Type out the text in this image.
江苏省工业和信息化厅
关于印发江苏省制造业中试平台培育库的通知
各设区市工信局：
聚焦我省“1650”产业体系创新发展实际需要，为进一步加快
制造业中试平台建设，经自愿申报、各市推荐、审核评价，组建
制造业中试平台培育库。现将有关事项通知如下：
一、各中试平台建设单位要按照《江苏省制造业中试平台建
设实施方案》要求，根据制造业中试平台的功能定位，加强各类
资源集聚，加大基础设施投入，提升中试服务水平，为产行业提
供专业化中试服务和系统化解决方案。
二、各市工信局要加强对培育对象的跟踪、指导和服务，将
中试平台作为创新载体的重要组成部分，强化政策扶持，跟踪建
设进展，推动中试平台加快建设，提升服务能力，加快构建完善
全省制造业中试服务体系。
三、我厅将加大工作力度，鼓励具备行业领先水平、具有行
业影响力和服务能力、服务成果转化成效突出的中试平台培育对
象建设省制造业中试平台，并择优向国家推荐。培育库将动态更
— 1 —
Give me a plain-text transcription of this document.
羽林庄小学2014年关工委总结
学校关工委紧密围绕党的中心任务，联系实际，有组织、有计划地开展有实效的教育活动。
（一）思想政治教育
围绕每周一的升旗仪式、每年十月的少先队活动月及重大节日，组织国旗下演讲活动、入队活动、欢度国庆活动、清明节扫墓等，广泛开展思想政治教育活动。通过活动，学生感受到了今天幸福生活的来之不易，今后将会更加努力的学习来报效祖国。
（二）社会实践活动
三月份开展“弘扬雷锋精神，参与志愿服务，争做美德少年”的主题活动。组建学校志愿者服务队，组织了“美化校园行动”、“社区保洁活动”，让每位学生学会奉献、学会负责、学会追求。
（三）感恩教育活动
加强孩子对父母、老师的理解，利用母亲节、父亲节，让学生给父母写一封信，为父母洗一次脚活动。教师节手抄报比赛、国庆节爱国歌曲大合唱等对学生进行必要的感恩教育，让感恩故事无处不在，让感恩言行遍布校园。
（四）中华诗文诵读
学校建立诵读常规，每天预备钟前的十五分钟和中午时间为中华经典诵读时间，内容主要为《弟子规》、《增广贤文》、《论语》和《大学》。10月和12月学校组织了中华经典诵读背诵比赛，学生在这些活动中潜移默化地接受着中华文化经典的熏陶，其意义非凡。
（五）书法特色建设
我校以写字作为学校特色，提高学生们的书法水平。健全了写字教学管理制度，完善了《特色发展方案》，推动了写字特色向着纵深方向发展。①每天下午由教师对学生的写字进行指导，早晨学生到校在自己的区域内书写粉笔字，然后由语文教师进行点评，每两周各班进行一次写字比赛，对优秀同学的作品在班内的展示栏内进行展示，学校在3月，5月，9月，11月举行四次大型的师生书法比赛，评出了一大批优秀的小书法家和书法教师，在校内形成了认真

*WRITTEN TASK*
Return the listing above in its exact form.

*EXERCISE OUTPUT*
Type out the text in this image.
江苏省工业和信息化厅
关于印发江苏省制造业中试平台培育库的通知
各设区市工信局：
聚焦我省“1650”产业体系创新发展实际需要，为进一步加快
制造业中试平台建设，经自愿申报、各市推荐、审核评价，组建
制造业中试平台培育库。现将有关事项通知如下：
一、各中试平台建设单位要按照《江苏省制造业中试平台建
设实施方案》要求，根据制造业中试平台的功能定位，加强各类
资源集聚，加大基础设施投入，提升中试服务水平，为产行业提
供专业化中试服务和系统化解决方案。
二、各市工信局要加强对培育对象的跟踪、指导和服务，将
中试平台作为创新载体的重要组成部分，强化政策扶持，跟踪建
设进展，推动中试平台加快建设，提升服务能力，加快构建完善
全省制造业中试服务体系。
三、我厅将加大工作力度，鼓励具备行业领先水平、具有行
业影响力和服务能力、服务成果转化成效突出的中试平台培育对
象建设省制造业中试平台，并择优向国家推荐。培育库将动态更
— 1 —
Give me a plain-text transcription of this document.
羽林庄小学2014年关工委总结
学校关工委紧密围绕党的中心任务，联系实际，有组织、有计划地开展有实效的教育活动。
（一）思想政治教育
围绕每周一的升旗仪式、每年十月的少先队活动月及重大节日，组织国旗下演讲活动、入队活动、欢度国庆活动、清明节扫墓等，广泛开展思想政治教育活动。通过活动，学生感受到了今天幸福生活的来之不易，今后将会更加努力的学习来报效祖国。
（二）社会实践活动
三月份开展“弘扬雷锋精神，参与志愿服务，争做美德少年”的主题活动。组建学校志愿者服务队，组织了“美化校园行动”、“社区保洁活动”，让每位学生学会奉献、学会负责、学会追求。
（三）感恩教育活动
加强孩子对父母、老师的理解，利用母亲节、父亲节，让学生给父母写一封信，为父母洗一次脚活动。教师节手抄报比赛、国庆节爱国歌曲大合唱等对学生进行必要的感恩教育，让感恩故事无处不在，让感恩言行遍布校园。
（四）中华诗文诵读
学校建立诵读常规，每天预备钟前的十五分钟和中午时间为中华经典诵读时间，内容主要为《弟子规》、《增广贤文》、《论语》和《大学》。10月和12月学校组织了中华经典诵读背诵比赛，学生在这些活动中潜移默化地接受着中华文化经典的熏陶，其意义非凡。
（五）书法特色建设
我校以写字作为学校特色，提高学生们的书法水平。健全了写字教学管理制度，完善了《特色发展方案》，推动了写字特色向着纵深方向发展。①每天下午由教师对学生的写字进行指导，早晨学生到校在自己的区域内书写粉笔字，然后由语文教师进行点评，每两周各班进行一次写字比赛，对优秀同学的作品在班内的展示栏内进行展示，学校在3月，5月，9月，11月举行四次大型的师生书法比赛，评出了一大批优秀的小书法家和书法教师，在校内形成了认真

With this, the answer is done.